● WHAT TO PRODUCE:
Pictures do not belong in the copy; restate the records below word for word.

● EXTRACTED RECORDS:
"""

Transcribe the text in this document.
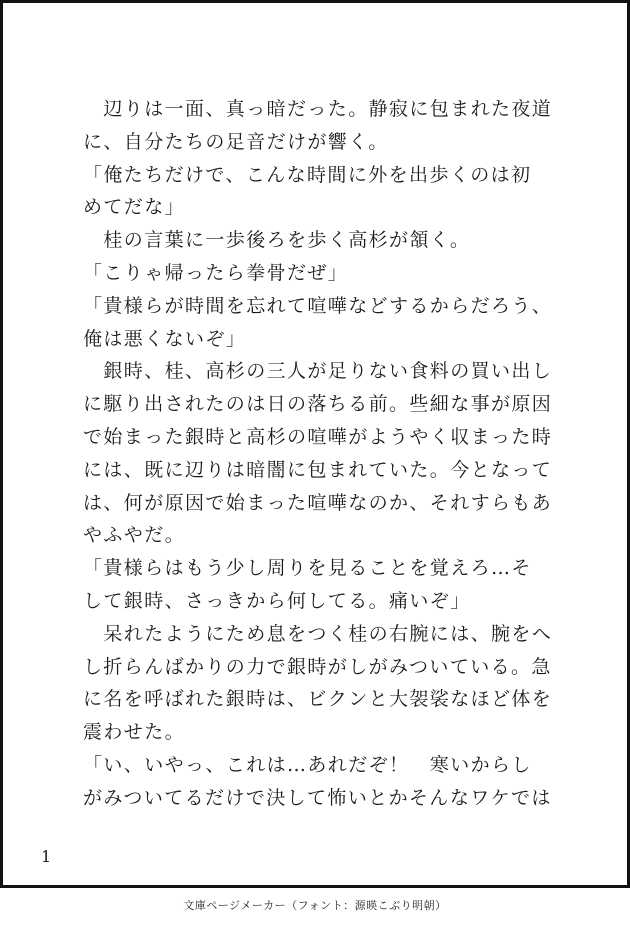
　辺りは一面、真っ暗だった。静寂に包まれた夜道
に、自分たちの足音だけが響く。
「俺たちだけで、こんな時間に外を出歩くのは初
めてだな」
　桂の言葉に一歩後ろを歩く高杉が頷く。
「こりゃ帰ったら拳骨だぜ」
「貴様らが時間を忘れて喧嘩などするからだろう、
俺は悪くないぞ」
　銀時、桂、高杉の三人が足りない食料の買い出し
に駆り出されたのは日の落ちる前。些細な事が原因
で始まった銀時と高杉の喧嘩がようやく収まった時
には、既に辺りは暗闇に包まれていた。今となって
は、何が原因で始まった喧嘩なのか、それすらもあ
やふやだ。
「貴様らはもう少し周りを見ることを覚えろ…そ
して銀時、さっきから何してる。痛いぞ」
　呆れたようにため息をつく桂の右腕には、腕をへ
し折らんばかりの力で銀時がしがみついている。急
に名を呼ばれた銀時は、ビクンと大袈裟なほど体を
震わせた。
「い、いやっ、これは…あれだぞ！　寒いからし
がみついてるだけで決して怖いとかそんなワケでは
1
文庫ページメーカー（フォント：源暎こぶり明朝）
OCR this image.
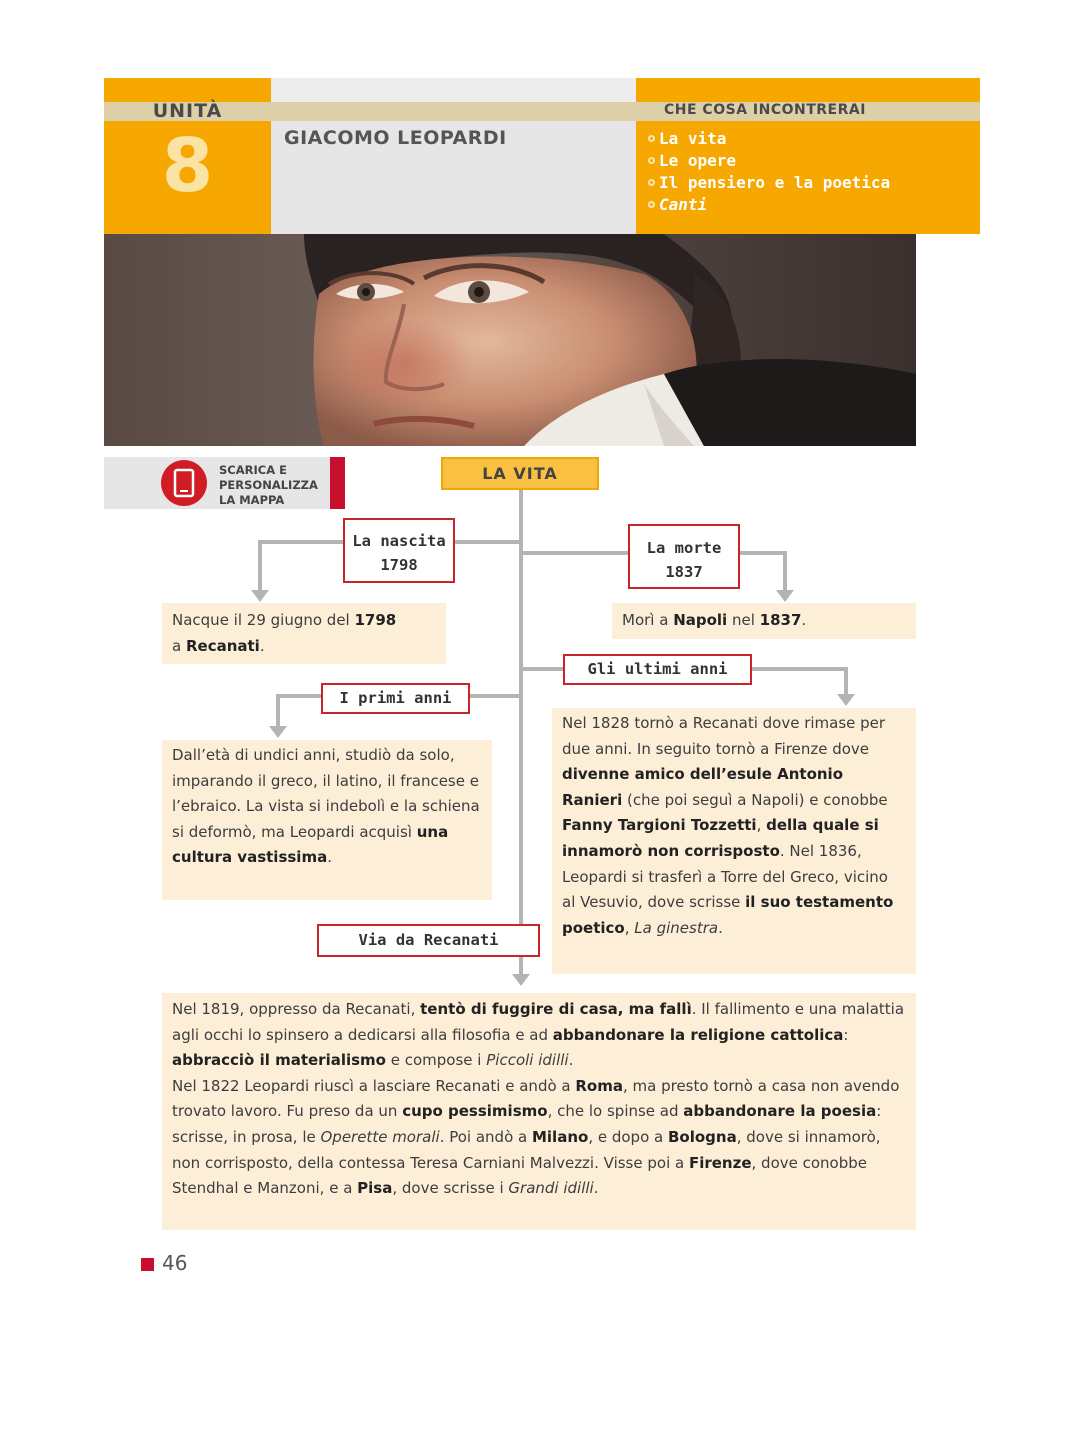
UNITÀ
8	GIACOMO LEOPARDI
CHE COSA INCONTRERAI
La vita
Le opere
Il pensiero e la poetica
Canti
SCARICA E
PERSONALIZZA
LA MAPPA
LA VITA
La nascita
1798
La morte
1837
Gli ultimi anni
I primi anni
Via da Recanati
Nacque il 29 giugno del 1798
a Recanati.
Morì a Napoli nel 1837.
Dall’età di undici anni, studiò da solo, imparando il greco, il latino, il francese e l’ebraico. La vista si indebolì e la schiena si deformò, ma Leopardi acquisì una cultura vastissima.
Nel 1828 tornò a Recanati dove rimase per due anni. In seguito tornò a Firenze dove divenne amico dell’esule Antonio Ranieri (che poi seguì a Napoli) e conobbe Fanny Targioni Tozzetti, della quale si innamorò non corrisposto. Nel 1836, Leopardi si trasferì a Torre del Greco, vicino al Vesuvio, dove scrisse il suo testamento poetico, La ginestra.
Nel 1819, oppresso da Recanati, tentò di fuggire di casa, ma fallì. Il fallimento e una malattia agli occhi lo spinsero a dedicarsi alla filosofia e ad abbandonare la religione cattolica: abbracciò il materialismo e compose i Piccoli idilli.
Nel 1822 Leopardi riuscì a lasciare Recanati e andò a Roma, ma presto tornò a casa non avendo trovato lavoro. Fu preso da un cupo pessimismo, che lo spinse ad abbandonare la poesia: scrisse, in prosa, le Operette morali. Poi andò a Milano, e dopo a Bologna, dove si innamorò, non corrisposto, della contessa Teresa Carniani Malvezzi. Visse poi a Firenze, dove conobbe Stendhal e Manzoni, e a Pisa, dove scrisse i Grandi idilli.
46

"""

● THE OUTPUT:
Transcribe the text in this document.
　辺りは一面、真っ暗だった。静寂に包まれた夜道
に、自分たちの足音だけが響く。
「俺たちだけで、こんな時間に外を出歩くのは初
めてだな」
　桂の言葉に一歩後ろを歩く高杉が頷く。
「こりゃ帰ったら拳骨だぜ」
「貴様らが時間を忘れて喧嘩などするからだろう、
俺は悪くないぞ」
　銀時、桂、高杉の三人が足りない食料の買い出し
に駆り出されたのは日の落ちる前。些細な事が原因
で始まった銀時と高杉の喧嘩がようやく収まった時
には、既に辺りは暗闇に包まれていた。今となって
は、何が原因で始まった喧嘩なのか、それすらもあ
やふやだ。
「貴様らはもう少し周りを見ることを覚えろ…そ
して銀時、さっきから何してる。痛いぞ」
　呆れたようにため息をつく桂の右腕には、腕をへ
し折らんばかりの力で銀時がしがみついている。急
に名を呼ばれた銀時は、ビクンと大袈裟なほど体を
震わせた。
「い、いやっ、これは…あれだぞ！　寒いからし
がみついてるだけで決して怖いとかそんなワケでは
1
文庫ページメーカー（フォント：源暎こぶり明朝）
OCR this image.
UNITÀ
8	GIACOMO LEOPARDI
CHE COSA INCONTRERAI
La vita
Le opere
Il pensiero e la poetica
Canti
SCARICA E
PERSONALIZZA
LA MAPPA
LA VITA
La nascita
1798
La morte
1837
Gli ultimi anni
I primi anni
Via da Recanati
Nacque il 29 giugno del 1798
a Recanati.
Morì a Napoli nel 1837.
Dall’età di undici anni, studiò da solo, imparando il greco, il latino, il francese e l’ebraico. La vista si indebolì e la schiena si deformò, ma Leopardi acquisì una cultura vastissima.
Nel 1828 tornò a Recanati dove rimase per due anni. In seguito tornò a Firenze dove divenne amico dell’esule Antonio Ranieri (che poi seguì a Napoli) e conobbe Fanny Targioni Tozzetti, della quale si innamorò non corrisposto. Nel 1836, Leopardi si trasferì a Torre del Greco, vicino al Vesuvio, dove scrisse il suo testamento poetico, La ginestra.
Nel 1819, oppresso da Recanati, tentò di fuggire di casa, ma fallì. Il fallimento e una malattia agli occhi lo spinsero a dedicarsi alla filosofia e ad abbandonare la religione cattolica: abbracciò il materialismo e compose i Piccoli idilli.
Nel 1822 Leopardi riuscì a lasciare Recanati e andò a Roma, ma presto tornò a casa non avendo trovato lavoro. Fu preso da un cupo pessimismo, che lo spinse ad abbandonare la poesia: scrisse, in prosa, le Operette morali. Poi andò a Milano, e dopo a Bologna, dove si innamorò, non corrisposto, della contessa Teresa Carniani Malvezzi. Visse poi a Firenze, dove conobbe Stendhal e Manzoni, e a Pisa, dove scrisse i Grandi idilli.
46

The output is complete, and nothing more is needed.